BEGIN Page text

Funerals, as being customarily practised in West Africa, are the "super-spreader events" that have had a disproportionate impact in the early transmission of the Ebola virus, according to a new study by researchers from Yale University, Oregon State University and the Ministry of Health and Social Welfare in Liberia.
Reducing transmission in hospitals and the community will not by itself bring the epidemic under control, they warned.
"These funeral practices often included washing, touching and kissing of bodies that were still capable of spreading the Ebola virus," Jan Medlock, assistant professor in the OSU Department of Biomedical Sciences and an expert in mathematical epidemiology and evolution of infectious disease said.
The researchers endorsed a hygienic approach that includes disinfecting the cadaver before placing it in a plastic body bag and doing further disinfecting.
With Ebola transmission occurring mostly through direct or indirect contact with body fluids, the researchers noted that deceased victims still carry a high viral load in their blood and excretions.
Case isolation, contact tracing with quarantines, and better protection for health care workers are the keys to stopping the Ebola epidemic without which there could be about 224 new cases daily in Liberia by December 1, and 348 new daily cases by December 30, the scientists said.

END Page text

• **Brief 1**:
In the Ebola article, which institutions carried out the new study?
• **Brief 2**:
Rewrite the Ebola article from "Funerals, as being" up to and including "Welfare in Liberia.", swapping "super-spreader events" for "high-risk gatherings".
• **Brief 3**:
Write what comes next in the Ebola article, picking up after its final sentence.
The saved entries come from a separate source.

BEGIN Data records

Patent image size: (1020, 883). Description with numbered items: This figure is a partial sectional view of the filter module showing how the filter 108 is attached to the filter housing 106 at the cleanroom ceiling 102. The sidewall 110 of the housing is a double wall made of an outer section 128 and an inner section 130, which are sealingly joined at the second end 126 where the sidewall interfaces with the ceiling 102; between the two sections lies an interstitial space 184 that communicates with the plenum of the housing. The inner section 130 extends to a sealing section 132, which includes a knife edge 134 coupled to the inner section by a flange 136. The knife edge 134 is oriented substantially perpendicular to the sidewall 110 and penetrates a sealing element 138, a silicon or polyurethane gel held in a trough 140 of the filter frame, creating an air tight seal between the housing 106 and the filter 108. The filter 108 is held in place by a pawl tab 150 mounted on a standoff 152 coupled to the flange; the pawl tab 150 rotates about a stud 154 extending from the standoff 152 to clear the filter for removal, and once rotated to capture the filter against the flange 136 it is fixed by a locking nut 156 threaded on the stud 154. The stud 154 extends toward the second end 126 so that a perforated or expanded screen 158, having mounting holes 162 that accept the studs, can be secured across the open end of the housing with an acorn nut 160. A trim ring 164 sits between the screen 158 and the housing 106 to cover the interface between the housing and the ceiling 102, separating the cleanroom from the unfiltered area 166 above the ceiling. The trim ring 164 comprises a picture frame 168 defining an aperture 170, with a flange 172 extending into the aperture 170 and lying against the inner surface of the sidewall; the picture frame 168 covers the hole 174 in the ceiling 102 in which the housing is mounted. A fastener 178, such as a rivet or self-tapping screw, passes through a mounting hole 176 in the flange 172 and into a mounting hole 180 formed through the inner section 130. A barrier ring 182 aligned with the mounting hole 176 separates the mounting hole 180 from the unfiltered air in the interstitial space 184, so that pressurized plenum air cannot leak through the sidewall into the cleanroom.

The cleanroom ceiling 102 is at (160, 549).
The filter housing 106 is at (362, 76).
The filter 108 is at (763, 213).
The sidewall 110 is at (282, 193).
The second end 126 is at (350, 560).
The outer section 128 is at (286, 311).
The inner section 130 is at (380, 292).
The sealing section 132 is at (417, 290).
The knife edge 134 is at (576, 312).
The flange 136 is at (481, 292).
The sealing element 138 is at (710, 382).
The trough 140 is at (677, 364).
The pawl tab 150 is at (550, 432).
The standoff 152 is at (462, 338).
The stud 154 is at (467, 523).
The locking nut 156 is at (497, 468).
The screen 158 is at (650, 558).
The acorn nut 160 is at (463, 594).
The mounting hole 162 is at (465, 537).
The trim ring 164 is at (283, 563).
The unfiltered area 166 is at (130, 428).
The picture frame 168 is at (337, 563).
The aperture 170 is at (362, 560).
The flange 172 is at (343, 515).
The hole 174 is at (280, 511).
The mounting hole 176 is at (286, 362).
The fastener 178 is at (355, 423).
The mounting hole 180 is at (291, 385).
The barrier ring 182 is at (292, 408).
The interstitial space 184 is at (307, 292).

END Data records

• **Exercise answer 1**:
Yale University, Oregon State University, and the Ministry of Health and Social Welfare in Liberia.

• **Exercise answer 2**:
Funerals, as being customarily practised in West Africa, are the "high-risk gatherings" that have had a disproportionate impact in the early transmission of the Ebola virus, according to a new study by researchers from Yale University, Oregon State University and the Ministry of Health and Social Welfare in Liberia.

• **Exercise answer 3**:
However, more aggressive approaches recommended, used at a reasonably high level of efficiency, could by mid-March lead to its control in Liberia, the focal point of the epidemic.
In Liberia the Ebola reproductive number is currently 1.63, meaning that two infected people would infect, on average, about three more people, and the epidemic continues to expand. This number has to be brought down to one to extinguish the epidemic.
An earlier study has also predicted more deaths in Liberia if more efforts to control are not put in place. Vaccines against the virus are being fast-tracked but while some doses will be available early next year, it will not be able to address the epidemic, making control of the spread a major task.
The death toll so far according to WHO is 4,922.